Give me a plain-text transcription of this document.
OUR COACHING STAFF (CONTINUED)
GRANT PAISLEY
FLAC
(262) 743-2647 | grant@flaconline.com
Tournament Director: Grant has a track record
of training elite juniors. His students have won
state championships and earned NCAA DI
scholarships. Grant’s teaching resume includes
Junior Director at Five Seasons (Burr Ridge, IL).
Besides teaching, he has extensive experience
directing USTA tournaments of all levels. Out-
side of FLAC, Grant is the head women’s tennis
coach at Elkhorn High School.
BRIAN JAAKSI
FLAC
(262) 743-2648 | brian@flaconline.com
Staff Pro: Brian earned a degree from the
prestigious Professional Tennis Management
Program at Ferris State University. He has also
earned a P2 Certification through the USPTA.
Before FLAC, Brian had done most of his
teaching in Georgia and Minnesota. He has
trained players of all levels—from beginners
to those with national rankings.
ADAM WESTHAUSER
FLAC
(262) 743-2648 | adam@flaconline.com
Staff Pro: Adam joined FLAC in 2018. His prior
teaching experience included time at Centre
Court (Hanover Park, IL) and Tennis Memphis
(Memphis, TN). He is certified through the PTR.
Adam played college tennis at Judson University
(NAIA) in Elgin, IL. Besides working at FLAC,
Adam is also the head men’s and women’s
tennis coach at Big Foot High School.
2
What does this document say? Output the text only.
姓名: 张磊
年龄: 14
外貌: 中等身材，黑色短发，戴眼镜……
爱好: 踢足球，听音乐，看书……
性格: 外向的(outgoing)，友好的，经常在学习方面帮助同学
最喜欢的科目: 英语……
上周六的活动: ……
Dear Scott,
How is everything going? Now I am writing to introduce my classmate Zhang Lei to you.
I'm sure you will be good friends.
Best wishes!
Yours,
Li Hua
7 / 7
* * * * * * *
■ GIVEN REQUEST: Quote the whole listing above, leaving nothing out.

■ WRITTEN ANSWER:
Give me a plain-text transcription of this document.
OUR COACHING STAFF (CONTINUED)
GRANT PAISLEY
FLAC
(262) 743-2647 | grant@flaconline.com
Tournament Director: Grant has a track record
of training elite juniors. His students have won
state championships and earned NCAA DI
scholarships. Grant’s teaching resume includes
Junior Director at Five Seasons (Burr Ridge, IL).
Besides teaching, he has extensive experience
directing USTA tournaments of all levels. Out-
side of FLAC, Grant is the head women’s tennis
coach at Elkhorn High School.
BRIAN JAAKSI
FLAC
(262) 743-2648 | brian@flaconline.com
Staff Pro: Brian earned a degree from the
prestigious Professional Tennis Management
Program at Ferris State University. He has also
earned a P2 Certification through the USPTA.
Before FLAC, Brian had done most of his
teaching in Georgia and Minnesota. He has
trained players of all levels—from beginners
to those with national rankings.
ADAM WESTHAUSER
FLAC
(262) 743-2648 | adam@flaconline.com
Staff Pro: Adam joined FLAC in 2018. His prior
teaching experience included time at Centre
Court (Hanover Park, IL) and Tennis Memphis
(Memphis, TN). He is certified through the PTR.
Adam played college tennis at Judson University
(NAIA) in Elgin, IL. Besides working at FLAC,
Adam is also the head men’s and women’s
tennis coach at Big Foot High School.
2
What does this document say? Output the text only.
姓名: 张磊
年龄: 14
外貌: 中等身材，黑色短发，戴眼镜……
爱好: 踢足球，听音乐，看书……
性格: 外向的(outgoing)，友好的，经常在学习方面帮助同学
最喜欢的科目: 英语……
上周六的活动: ……
Dear Scott,
How is everything going? Now I am writing to introduce my classmate Zhang Lei to you.
I'm sure you will be good friends.
Best wishes!
Yours,
Li Hua
7 / 7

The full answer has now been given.